▶ _Given request_: Select all lines in the records that include "vagy".

▶ _Records to process_:
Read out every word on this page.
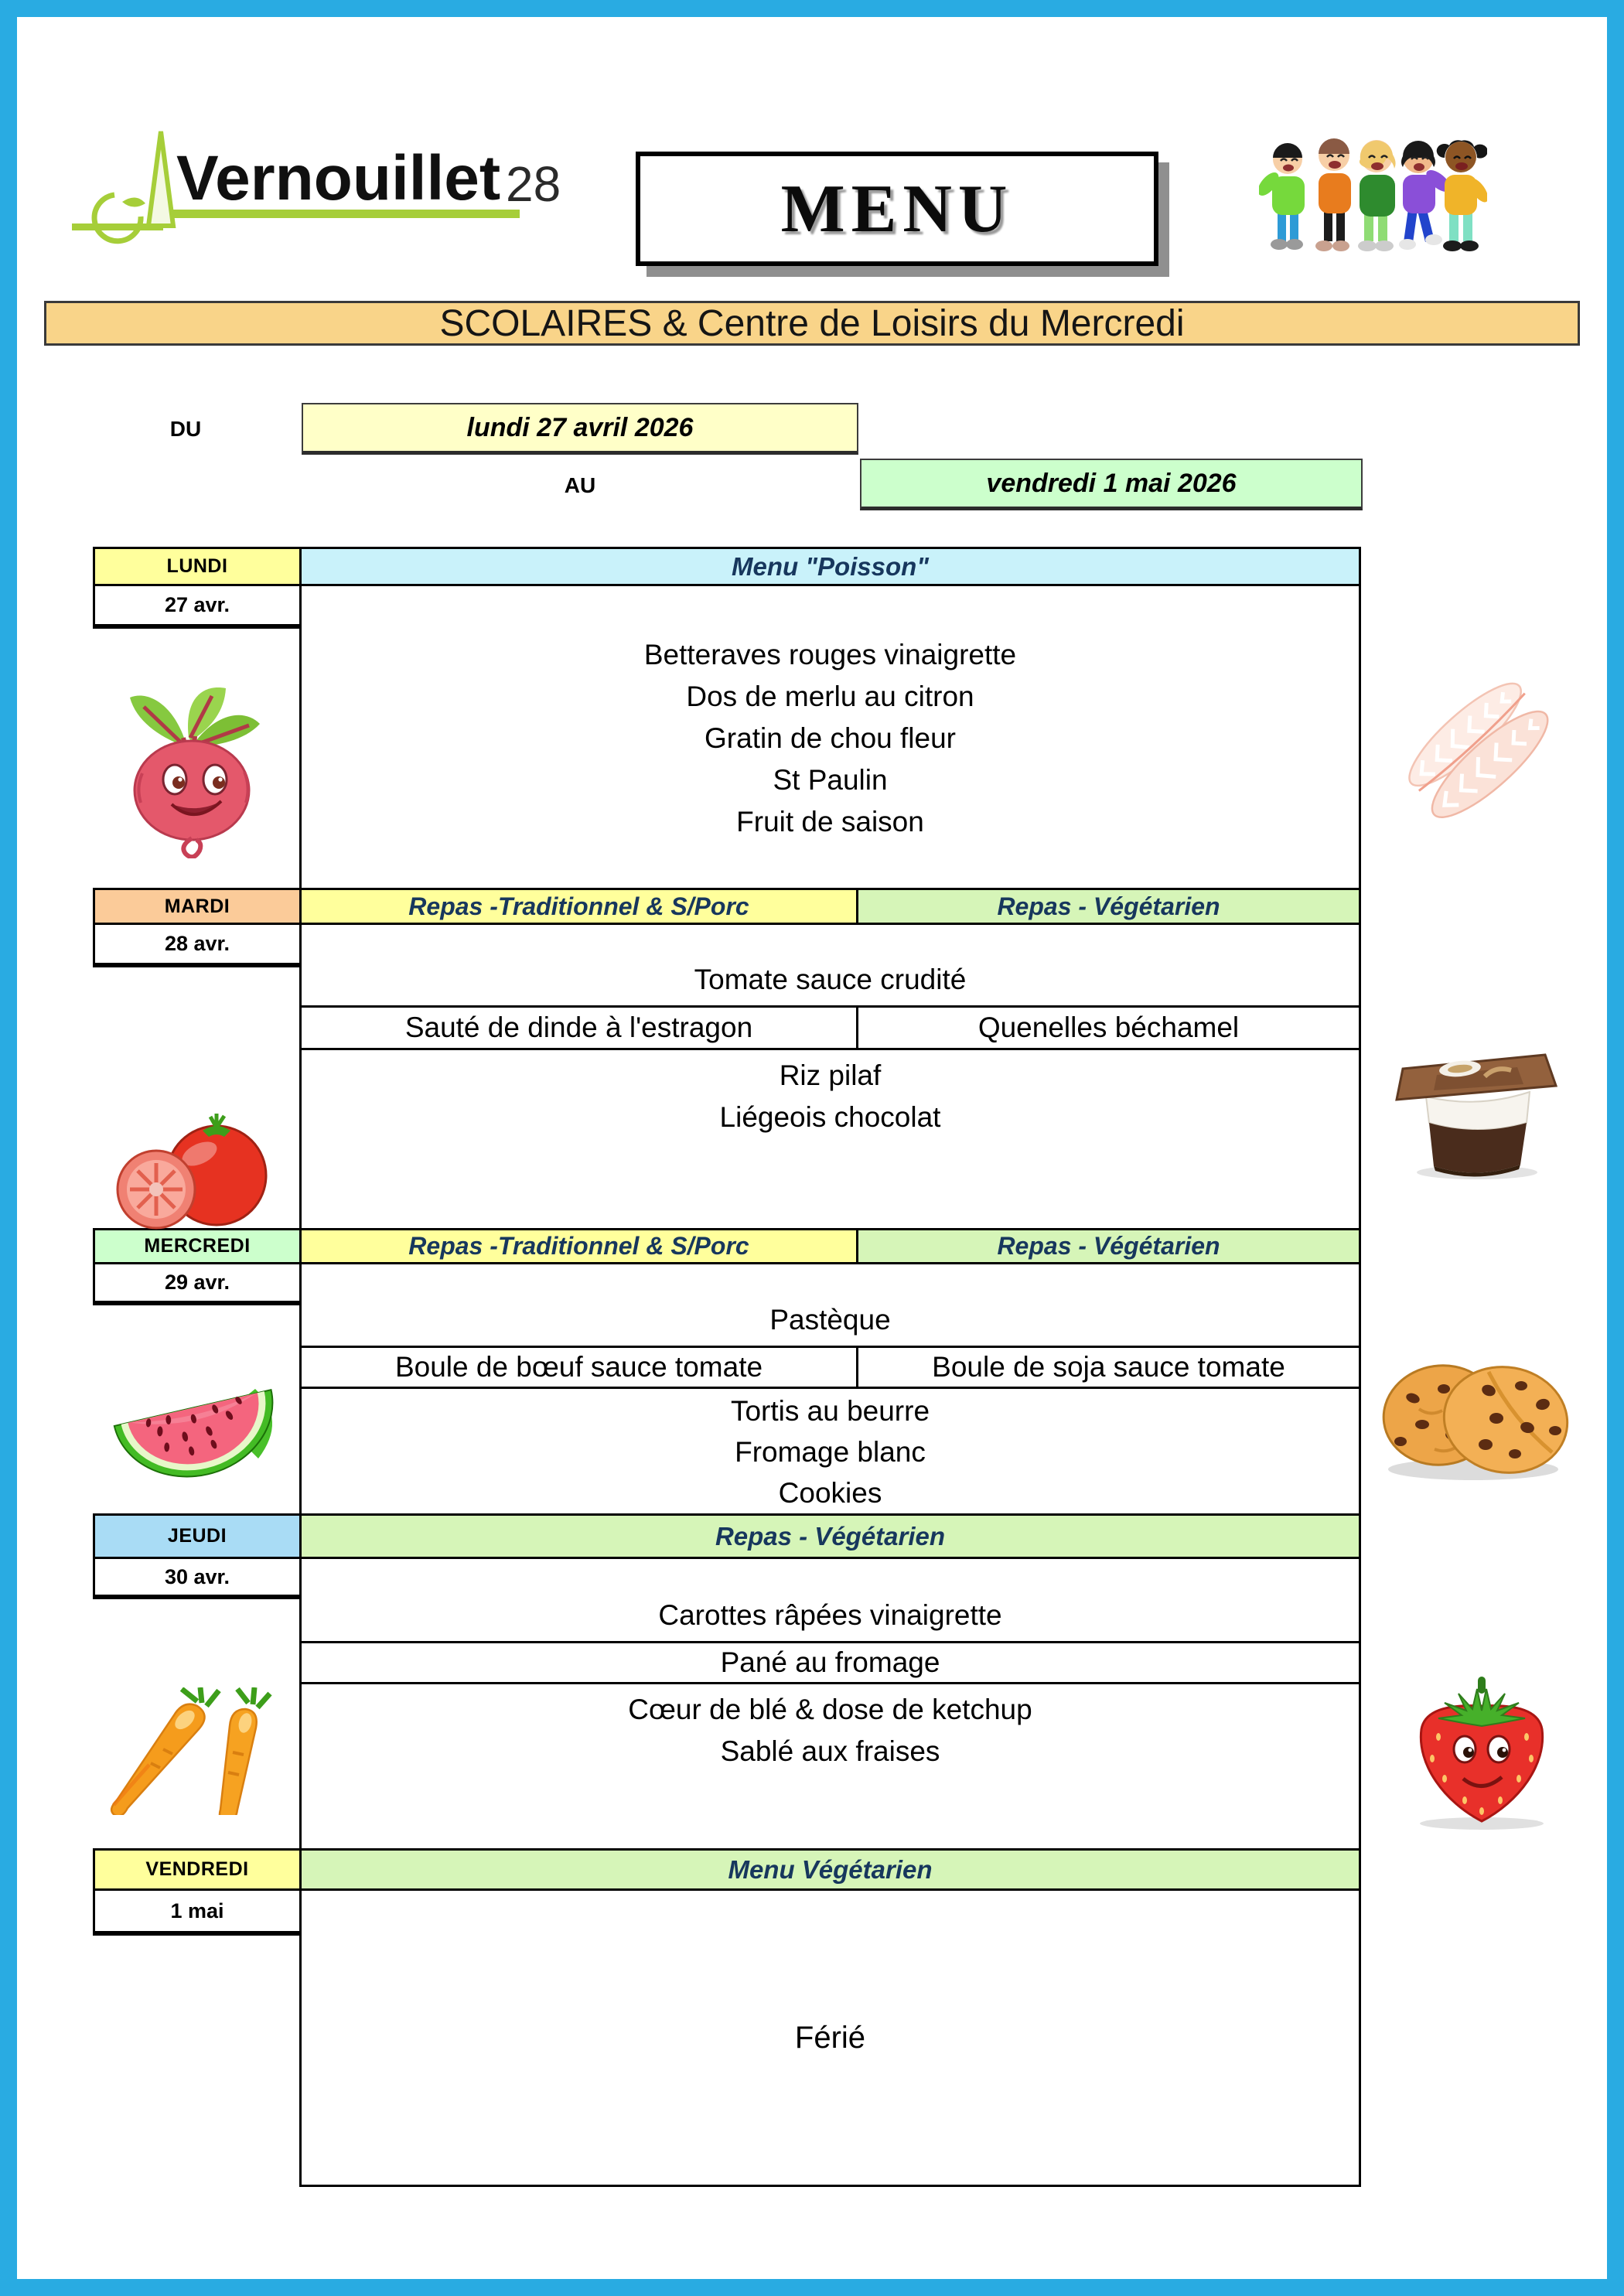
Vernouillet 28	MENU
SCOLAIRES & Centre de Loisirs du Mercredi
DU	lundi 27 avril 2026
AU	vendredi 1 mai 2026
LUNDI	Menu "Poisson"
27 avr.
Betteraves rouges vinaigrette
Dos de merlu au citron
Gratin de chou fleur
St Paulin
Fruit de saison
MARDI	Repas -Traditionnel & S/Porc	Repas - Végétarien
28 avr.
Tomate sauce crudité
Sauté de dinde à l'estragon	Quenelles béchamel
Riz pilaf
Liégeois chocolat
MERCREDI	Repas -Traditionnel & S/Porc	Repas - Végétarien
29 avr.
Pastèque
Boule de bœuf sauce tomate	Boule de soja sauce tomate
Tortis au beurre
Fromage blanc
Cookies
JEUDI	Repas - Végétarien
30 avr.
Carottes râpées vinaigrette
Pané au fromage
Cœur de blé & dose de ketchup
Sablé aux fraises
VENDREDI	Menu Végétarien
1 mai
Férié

...

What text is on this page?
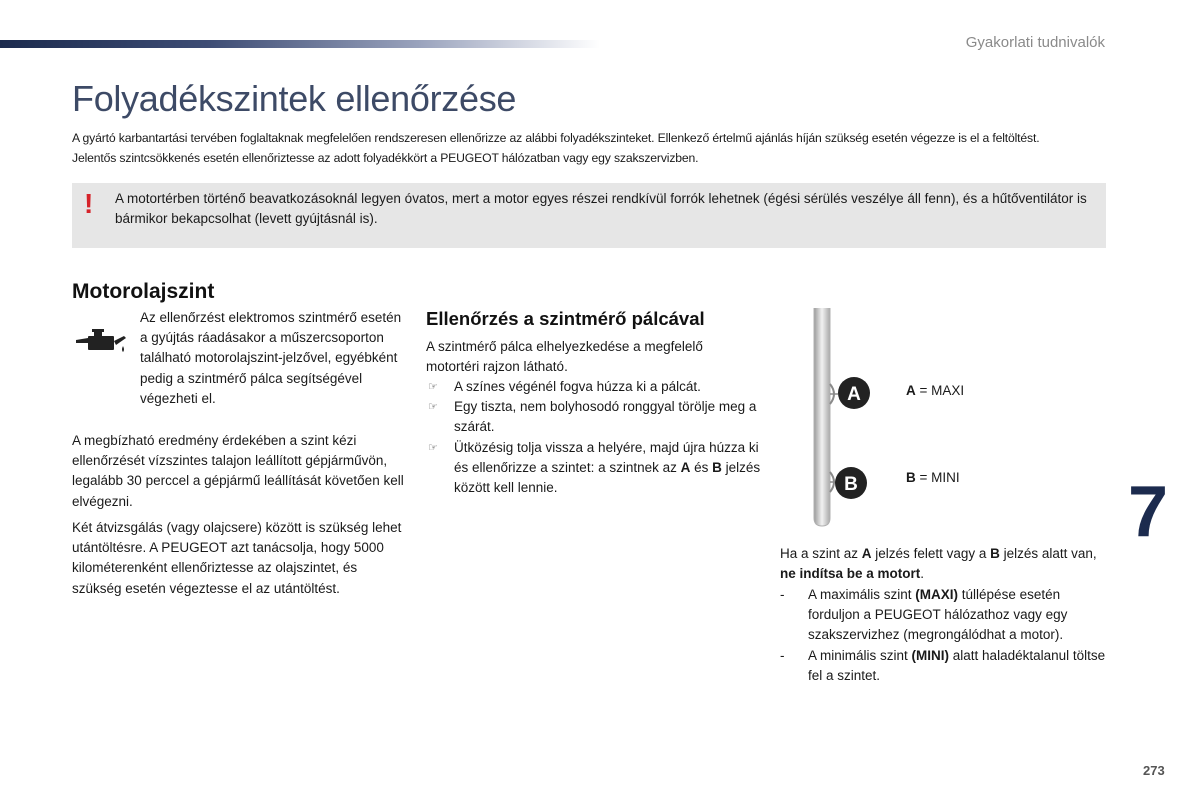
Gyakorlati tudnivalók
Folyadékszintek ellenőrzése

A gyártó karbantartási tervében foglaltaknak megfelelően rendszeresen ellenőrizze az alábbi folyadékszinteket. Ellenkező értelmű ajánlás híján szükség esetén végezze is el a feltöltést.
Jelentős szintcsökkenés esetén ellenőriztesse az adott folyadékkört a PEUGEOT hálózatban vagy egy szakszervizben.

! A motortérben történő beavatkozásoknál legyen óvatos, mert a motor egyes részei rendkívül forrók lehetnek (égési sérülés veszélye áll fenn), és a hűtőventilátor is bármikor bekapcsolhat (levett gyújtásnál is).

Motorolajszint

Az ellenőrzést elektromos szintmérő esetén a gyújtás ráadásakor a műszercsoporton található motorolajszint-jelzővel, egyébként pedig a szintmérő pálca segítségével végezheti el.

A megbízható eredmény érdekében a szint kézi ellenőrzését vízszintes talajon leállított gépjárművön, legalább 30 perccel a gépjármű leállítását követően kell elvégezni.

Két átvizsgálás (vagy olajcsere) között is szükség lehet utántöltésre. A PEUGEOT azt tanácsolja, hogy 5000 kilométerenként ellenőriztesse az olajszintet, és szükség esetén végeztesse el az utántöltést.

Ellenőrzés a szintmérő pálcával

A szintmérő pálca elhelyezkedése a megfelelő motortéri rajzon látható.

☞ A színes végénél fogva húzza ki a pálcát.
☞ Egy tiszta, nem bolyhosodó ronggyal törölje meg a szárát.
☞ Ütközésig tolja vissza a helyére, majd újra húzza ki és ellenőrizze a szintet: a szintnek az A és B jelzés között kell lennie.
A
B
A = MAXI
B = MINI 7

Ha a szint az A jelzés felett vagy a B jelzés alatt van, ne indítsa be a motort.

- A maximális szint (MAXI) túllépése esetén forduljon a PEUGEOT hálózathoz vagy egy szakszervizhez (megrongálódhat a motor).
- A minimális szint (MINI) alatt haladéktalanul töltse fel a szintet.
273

▶ _Answer_:
Jelentős szintcsökkenés esetén ellenőriztesse az adott folyadékkört a PEUGEOT hálózatban vagy egy szakszervizben.
Két átvizsgálás (vagy olajcsere) között is szükség lehet utántöltésre. A PEUGEOT azt tanácsolja, hogy 5000 kilométerenként ellenőriztesse az olajszintet, és szükség esetén végeztesse el az utántöltést.
Ha a szint az A jelzés felett vagy a B jelzés alatt van, ne indítsa be a motort.
- A maximális szint (MAXI) túllépése esetén forduljon a PEUGEOT hálózathoz vagy egy szakszervizhez (megrongálódhat a motor).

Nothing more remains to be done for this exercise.